## [GOAL]
Render the following material again verbatim, leaving nothing out.

---------------

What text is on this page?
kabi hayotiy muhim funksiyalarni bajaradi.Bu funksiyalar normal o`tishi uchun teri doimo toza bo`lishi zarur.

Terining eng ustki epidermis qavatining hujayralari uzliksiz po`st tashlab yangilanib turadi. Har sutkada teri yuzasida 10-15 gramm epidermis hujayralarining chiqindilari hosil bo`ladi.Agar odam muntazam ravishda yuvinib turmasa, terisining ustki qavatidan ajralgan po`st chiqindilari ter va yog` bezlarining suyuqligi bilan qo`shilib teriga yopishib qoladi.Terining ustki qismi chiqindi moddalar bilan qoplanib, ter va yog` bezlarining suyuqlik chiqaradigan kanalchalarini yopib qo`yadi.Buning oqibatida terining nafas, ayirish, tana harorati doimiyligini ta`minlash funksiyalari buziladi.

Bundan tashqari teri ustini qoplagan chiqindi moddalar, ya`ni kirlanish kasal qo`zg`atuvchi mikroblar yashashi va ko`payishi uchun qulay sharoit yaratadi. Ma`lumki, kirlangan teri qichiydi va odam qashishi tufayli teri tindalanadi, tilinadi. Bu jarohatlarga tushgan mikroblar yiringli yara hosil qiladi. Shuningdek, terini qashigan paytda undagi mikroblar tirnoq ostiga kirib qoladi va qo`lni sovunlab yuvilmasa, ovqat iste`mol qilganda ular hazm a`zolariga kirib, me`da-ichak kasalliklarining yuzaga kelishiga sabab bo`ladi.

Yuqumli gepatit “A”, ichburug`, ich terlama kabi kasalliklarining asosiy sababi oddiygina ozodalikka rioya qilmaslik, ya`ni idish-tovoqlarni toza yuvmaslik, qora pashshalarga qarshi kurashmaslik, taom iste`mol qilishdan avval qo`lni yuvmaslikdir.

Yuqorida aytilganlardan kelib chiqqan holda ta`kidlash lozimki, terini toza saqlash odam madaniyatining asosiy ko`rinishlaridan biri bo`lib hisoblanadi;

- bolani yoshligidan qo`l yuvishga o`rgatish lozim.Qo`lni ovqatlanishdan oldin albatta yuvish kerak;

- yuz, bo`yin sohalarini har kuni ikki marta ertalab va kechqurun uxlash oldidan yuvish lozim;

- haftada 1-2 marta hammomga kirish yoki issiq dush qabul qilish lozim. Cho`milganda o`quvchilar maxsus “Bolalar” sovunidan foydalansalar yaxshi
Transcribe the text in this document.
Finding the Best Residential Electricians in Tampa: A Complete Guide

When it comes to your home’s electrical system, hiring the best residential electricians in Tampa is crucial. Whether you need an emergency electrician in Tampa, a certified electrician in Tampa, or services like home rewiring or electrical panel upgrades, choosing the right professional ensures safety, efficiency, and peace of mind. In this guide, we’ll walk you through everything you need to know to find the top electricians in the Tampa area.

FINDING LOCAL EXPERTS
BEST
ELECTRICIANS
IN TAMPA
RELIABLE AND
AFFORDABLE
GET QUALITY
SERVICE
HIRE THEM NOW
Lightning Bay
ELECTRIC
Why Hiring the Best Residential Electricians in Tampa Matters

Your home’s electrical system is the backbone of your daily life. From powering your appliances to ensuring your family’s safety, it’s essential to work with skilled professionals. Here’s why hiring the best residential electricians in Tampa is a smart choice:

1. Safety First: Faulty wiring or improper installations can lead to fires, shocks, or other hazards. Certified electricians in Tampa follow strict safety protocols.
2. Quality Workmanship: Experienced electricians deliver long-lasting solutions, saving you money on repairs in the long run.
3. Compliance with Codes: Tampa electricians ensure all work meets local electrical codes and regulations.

---------------

## [OUTPUT]
What text is on this page?
kabi hayotiy muhim funksiyalarni bajaradi.Bu funksiyalar normal o`tishi uchun teri doimo toza bo`lishi zarur.

Terining eng ustki epidermis qavatining hujayralari uzliksiz po`st tashlab yangilanib turadi. Har sutkada teri yuzasida 10-15 gramm epidermis hujayralarining chiqindilari hosil bo`ladi.Agar odam muntazam ravishda yuvinib turmasa, terisining ustki qavatidan ajralgan po`st chiqindilari ter va yog` bezlarining suyuqligi bilan qo`shilib teriga yopishib qoladi.Terining ustki qismi chiqindi moddalar bilan qoplanib, ter va yog` bezlarining suyuqlik chiqaradigan kanalchalarini yopib qo`yadi.Buning oqibatida terining nafas, ayirish, tana harorati doimiyligini ta`minlash funksiyalari buziladi.

Bundan tashqari teri ustini qoplagan chiqindi moddalar, ya`ni kirlanish kasal qo`zg`atuvchi mikroblar yashashi va ko`payishi uchun qulay sharoit yaratadi. Ma`lumki, kirlangan teri qichiydi va odam qashishi tufayli teri tindalanadi, tilinadi. Bu jarohatlarga tushgan mikroblar yiringli yara hosil qiladi. Shuningdek, terini qashigan paytda undagi mikroblar tirnoq ostiga kirib qoladi va qo`lni sovunlab yuvilmasa, ovqat iste`mol qilganda ular hazm a`zolariga kirib, me`da-ichak kasalliklarining yuzaga kelishiga sabab bo`ladi.

Yuqumli gepatit “A”, ichburug`, ich terlama kabi kasalliklarining asosiy sababi oddiygina ozodalikka rioya qilmaslik, ya`ni idish-tovoqlarni toza yuvmaslik, qora pashshalarga qarshi kurashmaslik, taom iste`mol qilishdan avval qo`lni yuvmaslikdir.

Yuqorida aytilganlardan kelib chiqqan holda ta`kidlash lozimki, terini toza saqlash odam madaniyatining asosiy ko`rinishlaridan biri bo`lib hisoblanadi;

- bolani yoshligidan qo`l yuvishga o`rgatish lozim.Qo`lni ovqatlanishdan oldin albatta yuvish kerak;

- yuz, bo`yin sohalarini har kuni ikki marta ertalab va kechqurun uxlash oldidan yuvish lozim;

- haftada 1-2 marta hammomga kirish yoki issiq dush qabul qilish lozim. Cho`milganda o`quvchilar maxsus “Bolalar” sovunidan foydalansalar yaxshi
Transcribe the text in this document.
Finding the Best Residential Electricians in Tampa: A Complete Guide

When it comes to your home’s electrical system, hiring the best residential electricians in Tampa is crucial. Whether you need an emergency electrician in Tampa, a certified electrician in Tampa, or services like home rewiring or electrical panel upgrades, choosing the right professional ensures safety, efficiency, and peace of mind. In this guide, we’ll walk you through everything you need to know to find the top electricians in the Tampa area.

FINDING LOCAL EXPERTS
BEST
ELECTRICIANS
IN TAMPA
RELIABLE AND
AFFORDABLE
GET QUALITY
SERVICE
HIRE THEM NOW
Lightning Bay
ELECTRIC
Why Hiring the Best Residential Electricians in Tampa Matters

Your home’s electrical system is the backbone of your daily life. From powering your appliances to ensuring your family’s safety, it’s essential to work with skilled professionals. Here’s why hiring the best residential electricians in Tampa is a smart choice:

1. Safety First: Faulty wiring or improper installations can lead to fires, shocks, or other hazards. Certified electricians in Tampa follow strict safety protocols.
2. Quality Workmanship: Experienced electricians deliver long-lasting solutions, saving you money on repairs in the long run.
3. Compliance with Codes: Tampa electricians ensure all work meets local electrical codes and regulations.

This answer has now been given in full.